◆ **TASK DETAILS**:
In the records below, find each line with the word "million" and copy it.

◆ **ENTRIES PROVIDED**:
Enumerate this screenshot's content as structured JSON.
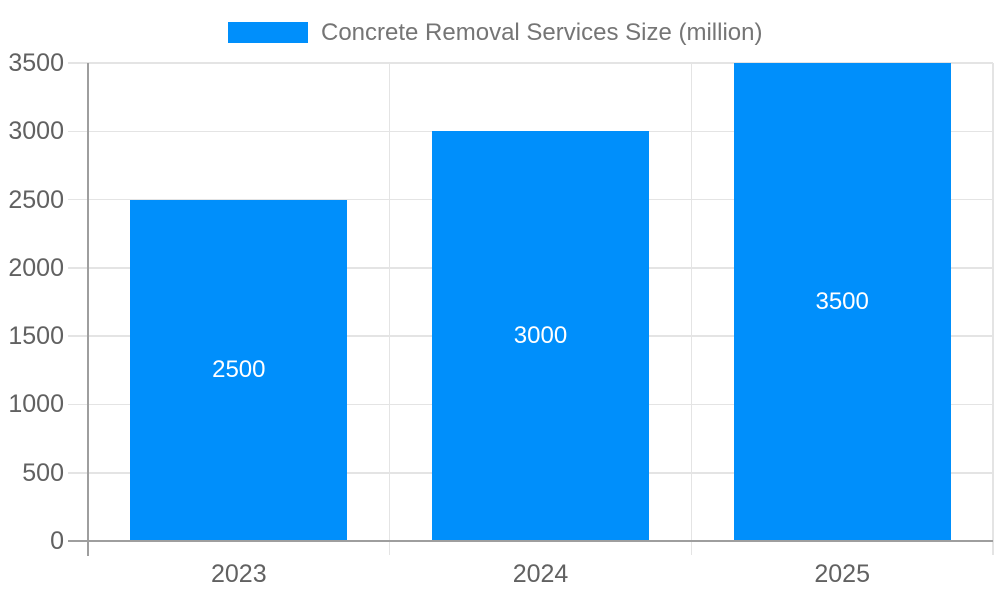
{
  "chart_data": {
    "type": "bar",
    "title": "Concrete Removal Services Size (million)",
    "categories": [
      "2023",
      "2024",
      "2025"
    ],
    "series": [
      {
        "name": "Concrete Removal Services Size (million)",
        "values": [
          2500,
          3000,
          3500
        ]
      }
    ],
    "bar_labels": [
      "2500",
      "3000",
      "3500"
    ],
    "xlabel": "",
    "ylabel": "",
    "ylim": [
      0,
      3500
    ],
    "yticks": [
      0,
      500,
      1000,
      1500,
      2000,
      2500,
      3000,
      3500
    ],
    "grid": true,
    "legend_position": "top-center",
    "colors": {
      "bar": "#008ffb",
      "gridline": "#e4e4e4",
      "axis_line": "#9e9e9e",
      "axis_text": "#616161",
      "legend_text": "#757575",
      "bar_label_text": "#ffffff",
      "background": "#ffffff"
    }
  }
}
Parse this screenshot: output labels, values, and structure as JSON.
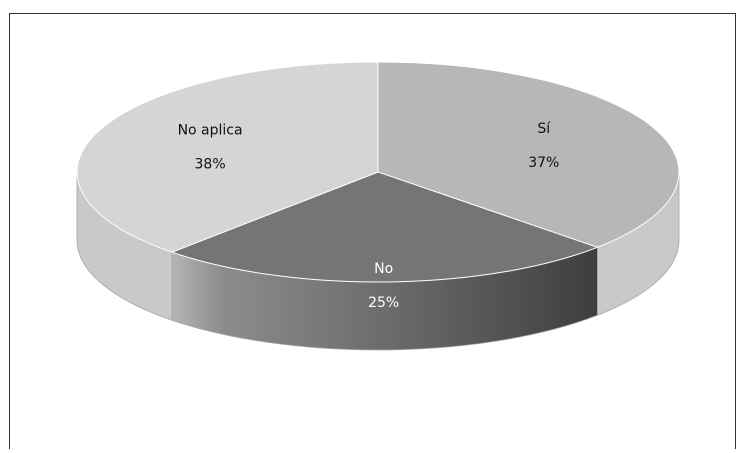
{
  "chart_data": {
    "type": "pie",
    "style": "3d",
    "title": "",
    "legend": "none",
    "slices": [
      {
        "label": "Sí",
        "value": 37,
        "percent_label": "37%",
        "color": "#b7b7b7"
      },
      {
        "label": "No",
        "value": 25,
        "percent_label": "25%",
        "color": "#757578"
      },
      {
        "label": "No aplica",
        "value": 38,
        "percent_label": "38%",
        "color": "#d5d5d5"
      }
    ]
  }
}
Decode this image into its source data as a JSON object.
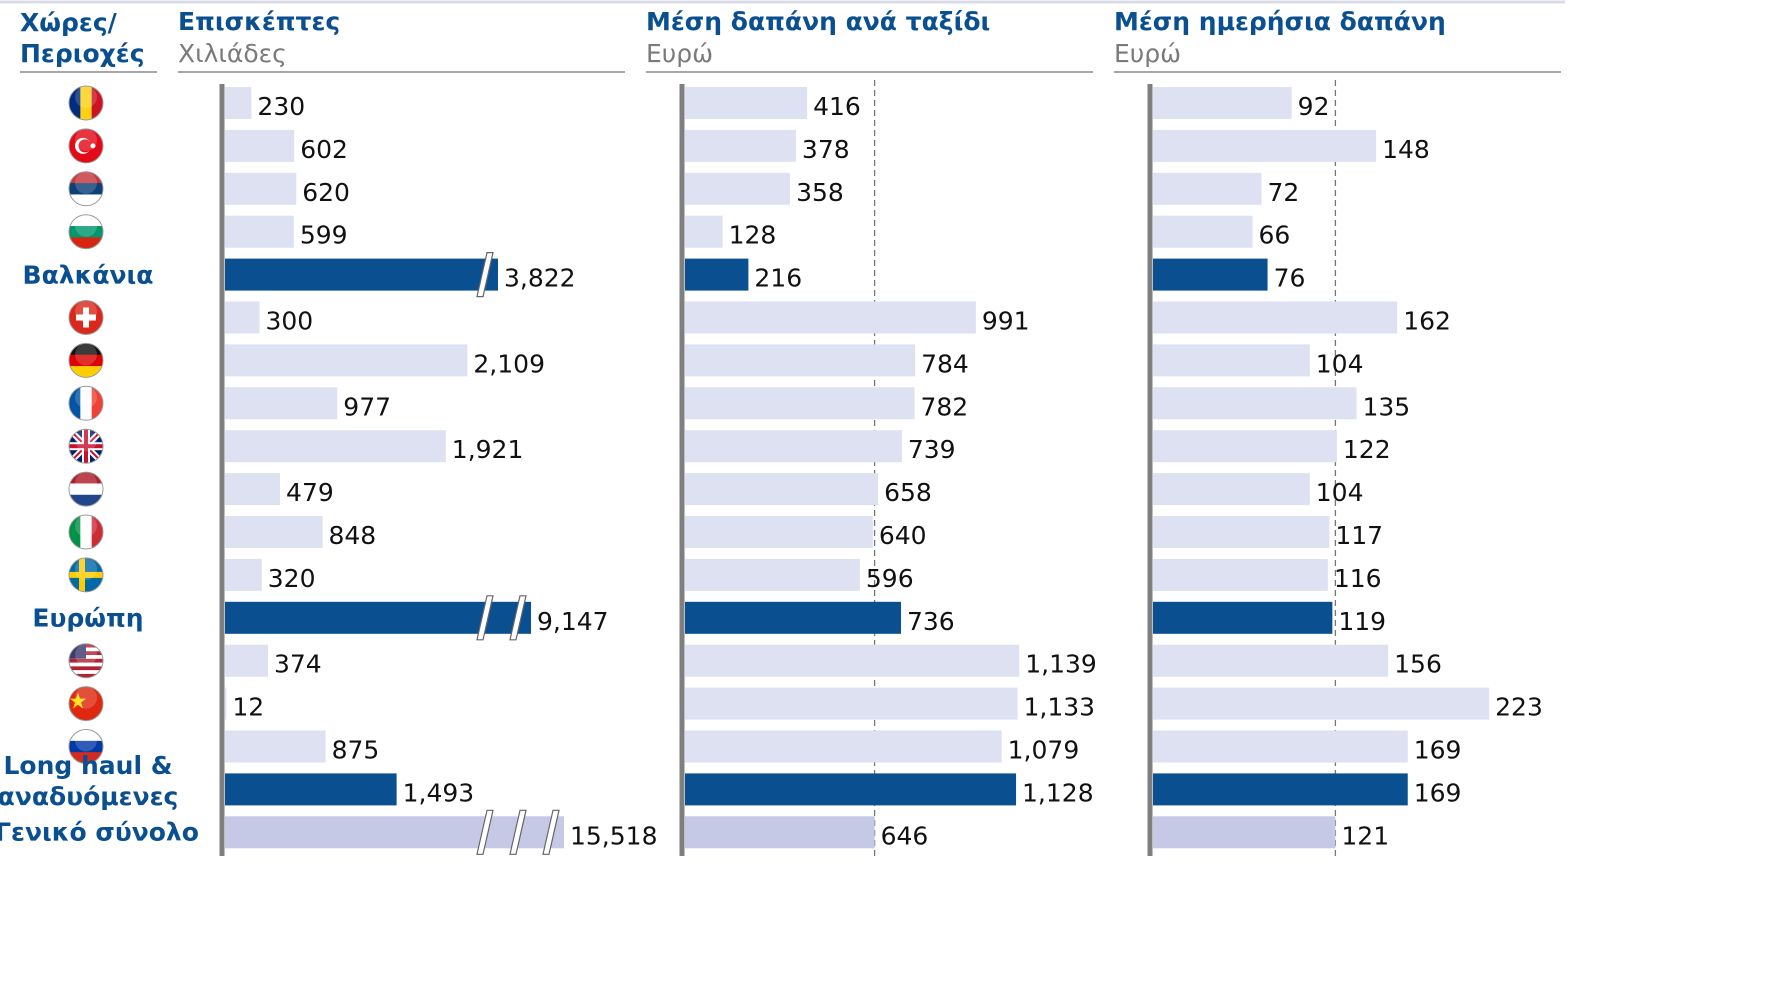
{
  "chart_data": [
    {
      "type": "bar",
      "orientation": "horizontal",
      "category_header": "Χώρες/\nΠεριοχές",
      "categories": [
        null,
        null,
        null,
        null,
        "Βαλκάνια",
        null,
        null,
        null,
        null,
        null,
        null,
        null,
        "Ευρώπη",
        null,
        null,
        null,
        "Long haul &\nαναδυόμενες",
        "Γενικό σύνολο"
      ],
      "title": "Επισκέπτες",
      "subtitle": "Χιλιάδες",
      "values": [
        230,
        602,
        620,
        599,
        3822,
        300,
        2109,
        977,
        1921,
        479,
        848,
        320,
        9147,
        374,
        12,
        875,
        1493,
        15518
      ],
      "value_labels": [
        "230",
        "602",
        "620",
        "599",
        "3,822",
        "300",
        "2,109",
        "977",
        "1,921",
        "479",
        "848",
        "320",
        "9,147",
        "374",
        "12",
        "875",
        "1,493",
        "15,518"
      ],
      "colors": [
        "#dde1f2",
        "#dde1f2",
        "#dde1f2",
        "#dde1f2",
        "#0a4f8f",
        "#dde1f2",
        "#dde1f2",
        "#dde1f2",
        "#dde1f2",
        "#dde1f2",
        "#dde1f2",
        "#dde1f2",
        "#0a4f8f",
        "#dde1f2",
        "#dde1f2",
        "#dde1f2",
        "#0a4f8f",
        "#c5c9e6"
      ],
      "xlim": [
        0,
        3480
      ],
      "axis_break": true
    },
    {
      "type": "bar",
      "orientation": "horizontal",
      "title": "Μέση δαπάνη ανά ταξίδι",
      "subtitle": "Ευρώ",
      "values": [
        416,
        378,
        358,
        128,
        216,
        991,
        784,
        782,
        739,
        658,
        640,
        596,
        736,
        1139,
        1133,
        1079,
        1128,
        646
      ],
      "value_labels": [
        "416",
        "378",
        "358",
        "128",
        "216",
        "991",
        "784",
        "782",
        "739",
        "658",
        "640",
        "596",
        "736",
        "1,139",
        "1,133",
        "1,079",
        "1,128",
        "646"
      ],
      "colors": [
        "#dde1f2",
        "#dde1f2",
        "#dde1f2",
        "#dde1f2",
        "#0a4f8f",
        "#dde1f2",
        "#dde1f2",
        "#dde1f2",
        "#dde1f2",
        "#dde1f2",
        "#dde1f2",
        "#dde1f2",
        "#0a4f8f",
        "#dde1f2",
        "#dde1f2",
        "#dde1f2",
        "#0a4f8f",
        "#c5c9e6"
      ],
      "xlim": [
        0,
        1380
      ],
      "reference_line": true
    },
    {
      "type": "bar",
      "orientation": "horizontal",
      "title": "Μέση ημερήσια δαπάνη",
      "subtitle": "Ευρώ",
      "values": [
        92,
        148,
        72,
        66,
        76,
        162,
        104,
        135,
        122,
        104,
        117,
        116,
        119,
        156,
        223,
        169,
        169,
        121
      ],
      "value_labels": [
        "92",
        "148",
        "72",
        "66",
        "76",
        "162",
        "104",
        "135",
        "122",
        "104",
        "117",
        "116",
        "119",
        "156",
        "223",
        "169",
        "169",
        "121"
      ],
      "colors": [
        "#dde1f2",
        "#dde1f2",
        "#dde1f2",
        "#dde1f2",
        "#0a4f8f",
        "#dde1f2",
        "#dde1f2",
        "#dde1f2",
        "#dde1f2",
        "#dde1f2",
        "#dde1f2",
        "#dde1f2",
        "#0a4f8f",
        "#dde1f2",
        "#dde1f2",
        "#dde1f2",
        "#0a4f8f",
        "#c5c9e6"
      ],
      "xlim": [
        0,
        270
      ],
      "reference_line": true
    }
  ]
}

◆ **EXERCISE RESPONSE**:
    "title": "Concrete Removal Services Size (million)",
        "name": "Concrete Removal Services Size (million)",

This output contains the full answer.